▸ **Extracted material**:
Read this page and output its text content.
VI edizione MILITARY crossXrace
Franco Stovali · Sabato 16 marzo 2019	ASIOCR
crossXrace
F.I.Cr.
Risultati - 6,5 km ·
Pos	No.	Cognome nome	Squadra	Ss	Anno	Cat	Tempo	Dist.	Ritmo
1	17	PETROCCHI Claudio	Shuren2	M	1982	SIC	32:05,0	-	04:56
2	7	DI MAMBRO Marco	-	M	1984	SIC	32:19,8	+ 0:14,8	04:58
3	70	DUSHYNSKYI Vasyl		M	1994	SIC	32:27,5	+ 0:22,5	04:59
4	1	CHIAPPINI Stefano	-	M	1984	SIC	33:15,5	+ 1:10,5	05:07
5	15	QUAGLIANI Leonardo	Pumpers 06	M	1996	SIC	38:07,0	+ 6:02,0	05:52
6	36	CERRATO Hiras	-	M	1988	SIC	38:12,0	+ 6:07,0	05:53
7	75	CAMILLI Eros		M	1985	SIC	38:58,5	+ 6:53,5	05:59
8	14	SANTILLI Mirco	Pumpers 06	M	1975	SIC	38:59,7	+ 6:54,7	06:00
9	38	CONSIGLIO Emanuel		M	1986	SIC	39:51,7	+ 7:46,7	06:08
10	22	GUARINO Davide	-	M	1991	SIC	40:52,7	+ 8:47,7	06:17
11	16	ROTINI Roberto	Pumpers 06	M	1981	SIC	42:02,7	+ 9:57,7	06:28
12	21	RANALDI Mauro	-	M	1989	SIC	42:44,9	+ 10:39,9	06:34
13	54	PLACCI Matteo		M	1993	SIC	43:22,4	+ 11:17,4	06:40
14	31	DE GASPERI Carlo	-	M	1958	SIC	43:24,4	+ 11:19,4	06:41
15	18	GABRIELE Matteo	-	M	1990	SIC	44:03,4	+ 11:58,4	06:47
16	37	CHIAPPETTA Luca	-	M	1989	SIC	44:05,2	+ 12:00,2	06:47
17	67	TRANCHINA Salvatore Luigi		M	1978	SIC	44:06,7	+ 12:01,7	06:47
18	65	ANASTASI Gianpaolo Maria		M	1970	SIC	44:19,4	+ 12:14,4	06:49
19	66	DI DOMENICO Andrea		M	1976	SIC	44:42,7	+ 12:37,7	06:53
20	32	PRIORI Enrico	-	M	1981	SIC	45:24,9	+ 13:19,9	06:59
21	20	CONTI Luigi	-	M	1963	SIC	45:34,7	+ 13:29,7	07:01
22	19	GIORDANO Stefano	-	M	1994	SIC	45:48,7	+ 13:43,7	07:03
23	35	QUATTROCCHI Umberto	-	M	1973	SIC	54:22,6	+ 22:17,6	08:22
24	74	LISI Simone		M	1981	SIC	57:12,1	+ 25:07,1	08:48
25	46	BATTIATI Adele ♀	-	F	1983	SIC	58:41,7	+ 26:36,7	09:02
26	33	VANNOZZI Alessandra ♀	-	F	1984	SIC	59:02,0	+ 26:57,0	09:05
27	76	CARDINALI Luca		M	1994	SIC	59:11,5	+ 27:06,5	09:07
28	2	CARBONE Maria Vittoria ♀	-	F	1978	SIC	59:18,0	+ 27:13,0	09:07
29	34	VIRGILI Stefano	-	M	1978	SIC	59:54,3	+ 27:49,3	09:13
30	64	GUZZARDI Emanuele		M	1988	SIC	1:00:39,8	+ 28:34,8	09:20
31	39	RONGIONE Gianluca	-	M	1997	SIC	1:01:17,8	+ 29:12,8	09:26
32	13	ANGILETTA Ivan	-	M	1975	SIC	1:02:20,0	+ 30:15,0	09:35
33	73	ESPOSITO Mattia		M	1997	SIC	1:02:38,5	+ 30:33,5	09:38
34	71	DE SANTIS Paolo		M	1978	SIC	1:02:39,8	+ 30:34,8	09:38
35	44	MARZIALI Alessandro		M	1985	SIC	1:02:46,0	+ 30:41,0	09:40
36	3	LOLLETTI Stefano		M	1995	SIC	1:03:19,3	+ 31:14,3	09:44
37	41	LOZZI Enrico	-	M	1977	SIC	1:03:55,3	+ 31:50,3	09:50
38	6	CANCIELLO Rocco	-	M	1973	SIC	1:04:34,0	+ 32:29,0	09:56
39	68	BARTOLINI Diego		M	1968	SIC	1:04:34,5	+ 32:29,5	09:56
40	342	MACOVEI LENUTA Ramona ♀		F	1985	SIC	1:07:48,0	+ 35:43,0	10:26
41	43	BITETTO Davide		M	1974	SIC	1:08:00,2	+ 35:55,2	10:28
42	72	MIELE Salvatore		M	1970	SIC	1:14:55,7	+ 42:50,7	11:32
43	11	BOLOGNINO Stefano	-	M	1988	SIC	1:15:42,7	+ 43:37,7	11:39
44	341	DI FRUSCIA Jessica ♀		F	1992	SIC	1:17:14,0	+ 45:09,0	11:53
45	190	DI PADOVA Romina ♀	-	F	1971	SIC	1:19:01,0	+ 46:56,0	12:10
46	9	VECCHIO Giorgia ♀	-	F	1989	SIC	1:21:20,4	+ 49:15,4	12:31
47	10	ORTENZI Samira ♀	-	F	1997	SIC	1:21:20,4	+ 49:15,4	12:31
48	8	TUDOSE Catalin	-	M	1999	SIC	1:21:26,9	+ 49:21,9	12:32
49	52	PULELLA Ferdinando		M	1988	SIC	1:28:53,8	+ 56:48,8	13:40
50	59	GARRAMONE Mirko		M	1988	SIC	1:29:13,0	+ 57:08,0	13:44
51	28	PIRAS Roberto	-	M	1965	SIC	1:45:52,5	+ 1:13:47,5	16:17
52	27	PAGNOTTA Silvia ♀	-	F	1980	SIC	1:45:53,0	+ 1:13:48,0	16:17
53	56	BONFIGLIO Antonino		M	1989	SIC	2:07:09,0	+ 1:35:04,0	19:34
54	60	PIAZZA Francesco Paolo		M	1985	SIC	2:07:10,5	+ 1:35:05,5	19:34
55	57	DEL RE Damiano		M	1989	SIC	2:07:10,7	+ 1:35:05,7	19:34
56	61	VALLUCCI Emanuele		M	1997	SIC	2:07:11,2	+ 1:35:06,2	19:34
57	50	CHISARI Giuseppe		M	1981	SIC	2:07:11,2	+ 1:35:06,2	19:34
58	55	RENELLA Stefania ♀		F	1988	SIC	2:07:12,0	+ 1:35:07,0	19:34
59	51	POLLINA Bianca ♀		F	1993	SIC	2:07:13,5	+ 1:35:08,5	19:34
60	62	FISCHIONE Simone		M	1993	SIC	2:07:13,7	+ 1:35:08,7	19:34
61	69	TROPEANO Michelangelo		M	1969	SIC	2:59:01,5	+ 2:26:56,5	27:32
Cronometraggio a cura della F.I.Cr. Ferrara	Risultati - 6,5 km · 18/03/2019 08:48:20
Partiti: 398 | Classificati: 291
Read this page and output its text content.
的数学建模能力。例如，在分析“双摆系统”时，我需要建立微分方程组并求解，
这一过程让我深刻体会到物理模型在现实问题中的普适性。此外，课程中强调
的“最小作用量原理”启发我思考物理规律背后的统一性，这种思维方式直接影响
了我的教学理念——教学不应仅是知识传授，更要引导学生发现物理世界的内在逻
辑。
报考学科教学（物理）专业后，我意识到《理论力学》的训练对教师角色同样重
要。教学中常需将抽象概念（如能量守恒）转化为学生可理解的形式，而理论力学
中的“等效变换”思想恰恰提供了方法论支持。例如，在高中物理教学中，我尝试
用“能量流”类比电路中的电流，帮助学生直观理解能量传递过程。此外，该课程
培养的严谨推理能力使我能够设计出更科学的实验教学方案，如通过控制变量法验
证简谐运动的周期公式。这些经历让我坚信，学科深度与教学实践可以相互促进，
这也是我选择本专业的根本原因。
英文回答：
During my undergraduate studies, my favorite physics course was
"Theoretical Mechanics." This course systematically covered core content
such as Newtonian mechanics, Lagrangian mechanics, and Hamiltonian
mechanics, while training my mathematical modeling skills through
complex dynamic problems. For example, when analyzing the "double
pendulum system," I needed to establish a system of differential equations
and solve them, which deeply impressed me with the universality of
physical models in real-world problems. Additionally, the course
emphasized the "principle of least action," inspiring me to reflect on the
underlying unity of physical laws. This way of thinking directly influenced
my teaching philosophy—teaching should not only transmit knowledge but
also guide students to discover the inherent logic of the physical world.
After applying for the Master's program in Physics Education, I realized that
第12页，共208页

▸ **What is required**: In the entries above, identify every line with the string "Risultati".

▸ **Output**:
Risultati - 6,5 km ·
Cronometraggio a cura della F.I.Cr. Ferrara	Risultati - 6,5 km · 18/03/2019 08:48:20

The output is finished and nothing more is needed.